What is needed.
Every record must be repeated exactly; omit any pictures they contain.
|---|
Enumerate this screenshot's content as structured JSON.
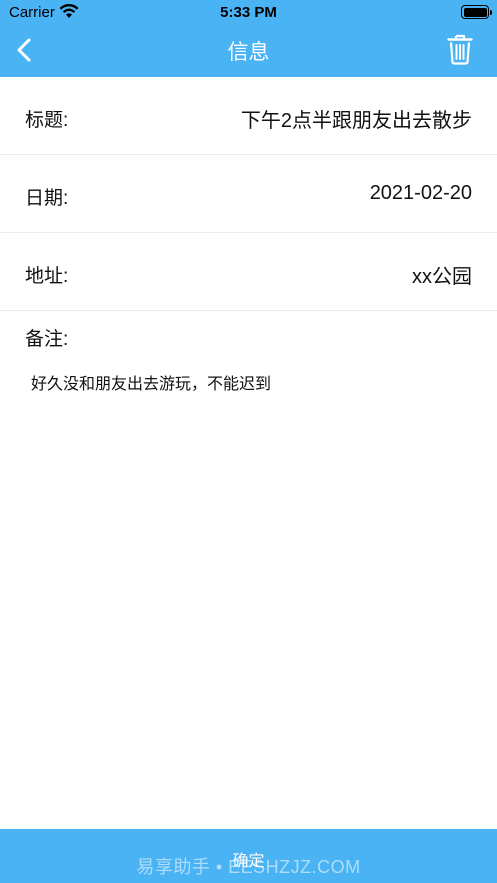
{
  "status_bar": {
    "carrier": "Carrier",
    "time": "5:33 PM",
    "wifi_icon": "wifi-icon",
    "battery_icon": "battery-icon"
  },
  "nav": {
    "title": "信息",
    "back_icon": "chevron-left-icon",
    "delete_icon": "trash-icon",
    "background_color": "#4ab3f4"
  },
  "fields": {
    "title": {
      "label": "标题:",
      "value": "下午2点半跟朋友出去散步"
    },
    "date": {
      "label": "日期:",
      "value": "2021-02-20"
    },
    "address": {
      "label": "地址:",
      "value": "xx公园"
    }
  },
  "notes": {
    "label": "备注:",
    "text": "好久没和朋友出去游玩，不能迟到"
  },
  "footer": {
    "confirm_label": "确定",
    "watermark": "易享助手 • EESHZJZ.COM"
  }
}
|---|
Finished exercise.
Enumerate this screenshot's content as structured JSON.
{
  "status_bar": {
    "carrier": "Carrier",
    "time": "5:33 PM",
    "wifi_icon": "wifi-icon",
    "battery_icon": "battery-icon"
  },
  "nav": {
    "title": "信息",
    "back_icon": "chevron-left-icon",
    "delete_icon": "trash-icon",
    "background_color": "#4ab3f4"
  },
  "fields": {
    "title": {
      "label": "标题:",
      "value": "下午2点半跟朋友出去散步"
    },
    "date": {
      "label": "日期:",
      "value": "2021-02-20"
    },
    "address": {
      "label": "地址:",
      "value": "xx公园"
    }
  },
  "notes": {
    "label": "备注:",
    "text": "好久没和朋友出去游玩，不能迟到"
  },
  "footer": {
    "confirm_label": "确定",
    "watermark": "易享助手 • EESHZJZ.COM"
  }
}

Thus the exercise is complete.